This week on “Face the Nation” as the West Coast struggles to beat back devastating fires in a COVID-complicated world, the candidates enter the final phase of the 2020 campaign. But the White House is forced to play defense as new revelations raise questions on what President Trump knew, and when.
Here’s the big takeaways from Sunday’s episode of “Face the Nation”
1. Kirby on keeping his airline afloat
- On the cusp of an election and in the midst of a national health crisis, it would not seem good politics to allow mass layoffs of Americans across broad swaths of U.S. industry. Yet Congressional talks to craft any new emergency aid package for jobless benefits or lifelines to troubled industries are stalled.
- That means that within the next two weeks or so U.S. air carriers are warning that the plan to cut tens of thousands of jobs by October once the terms of the CARES Act expire. That emergency financial support package cobbled together by Congress set aside $50 billion for the U.S. travel industry and required airlines to keep employees on the payroll.
- United Airlines CEO Scott Kirby us that he plans to cut 16,000 jobs but is working with unions to try to reduce that number. The bottom line is that large parts of the economy cannot recovery until there is vaccine, and in the meantime companies are just hoping to stay afloat.
- Kirby warned: “without more government support for the whole economy, there’s going to be more layoffs to come across the economy.”

Activity »
Answer these questions from the "Face the Nation" summary above:
(a) Which region does the opening describe as struggling to beat back devastating fires?
(b) How much money did the CARES Act set aside for the U.S. travel industry?
(c) According to Kirby, what will happen across the economy without more government support?

Record set »
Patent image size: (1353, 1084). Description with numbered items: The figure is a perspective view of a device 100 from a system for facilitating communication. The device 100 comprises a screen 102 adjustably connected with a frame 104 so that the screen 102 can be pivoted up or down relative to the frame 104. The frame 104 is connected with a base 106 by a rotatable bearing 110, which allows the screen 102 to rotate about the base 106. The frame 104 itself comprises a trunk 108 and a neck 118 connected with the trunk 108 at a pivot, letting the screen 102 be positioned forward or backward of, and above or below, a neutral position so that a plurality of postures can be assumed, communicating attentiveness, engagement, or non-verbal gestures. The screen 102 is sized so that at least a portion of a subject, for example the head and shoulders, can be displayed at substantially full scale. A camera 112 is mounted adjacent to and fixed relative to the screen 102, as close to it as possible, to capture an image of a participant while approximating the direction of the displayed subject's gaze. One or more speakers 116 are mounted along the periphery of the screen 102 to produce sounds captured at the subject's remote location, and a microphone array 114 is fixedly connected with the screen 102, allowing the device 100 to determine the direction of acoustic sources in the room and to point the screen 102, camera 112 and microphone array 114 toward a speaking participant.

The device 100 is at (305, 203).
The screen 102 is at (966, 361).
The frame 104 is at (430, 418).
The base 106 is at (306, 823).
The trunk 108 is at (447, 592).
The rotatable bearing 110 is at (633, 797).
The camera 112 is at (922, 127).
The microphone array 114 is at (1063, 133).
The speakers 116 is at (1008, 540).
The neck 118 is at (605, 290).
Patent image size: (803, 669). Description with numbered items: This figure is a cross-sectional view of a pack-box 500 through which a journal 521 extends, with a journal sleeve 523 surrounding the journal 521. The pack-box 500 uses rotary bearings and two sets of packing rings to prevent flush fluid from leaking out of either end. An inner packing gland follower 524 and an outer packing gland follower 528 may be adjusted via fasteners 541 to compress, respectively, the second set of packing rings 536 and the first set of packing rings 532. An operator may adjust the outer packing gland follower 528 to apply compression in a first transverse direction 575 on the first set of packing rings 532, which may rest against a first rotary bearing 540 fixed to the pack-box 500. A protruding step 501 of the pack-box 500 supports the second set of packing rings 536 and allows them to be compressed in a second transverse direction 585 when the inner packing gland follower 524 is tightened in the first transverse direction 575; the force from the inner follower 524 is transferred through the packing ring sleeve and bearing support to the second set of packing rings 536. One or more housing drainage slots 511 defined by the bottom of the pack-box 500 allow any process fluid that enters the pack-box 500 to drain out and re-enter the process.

Solution to this problem »
(a) The West Coast.
(b) $50 billion.
(c) There will be more layoffs across the economy.